**TASK DIRECTIONS:**
The records that follow are to be repeated without alteration.

**RECORDED INFORMATION:**
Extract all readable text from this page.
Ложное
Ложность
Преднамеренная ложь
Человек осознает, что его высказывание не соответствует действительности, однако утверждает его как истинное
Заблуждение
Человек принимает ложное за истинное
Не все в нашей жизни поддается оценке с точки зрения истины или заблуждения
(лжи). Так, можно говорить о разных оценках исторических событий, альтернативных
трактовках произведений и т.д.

**OUTPUT OF THE EXERCISE:**
Extract all readable text from this page.
Ложное
Ложность
Преднамеренная ложь
Человек осознает, что его высказывание не соответствует действительности, однако утверждает его как истинное
Заблуждение
Человек принимает ложное за истинное
Не все в нашей жизни поддается оценке с точки зрения истины или заблуждения
(лжи). Так, можно говорить о разных оценках исторических событий, альтернативных
трактовках произведений и т.д.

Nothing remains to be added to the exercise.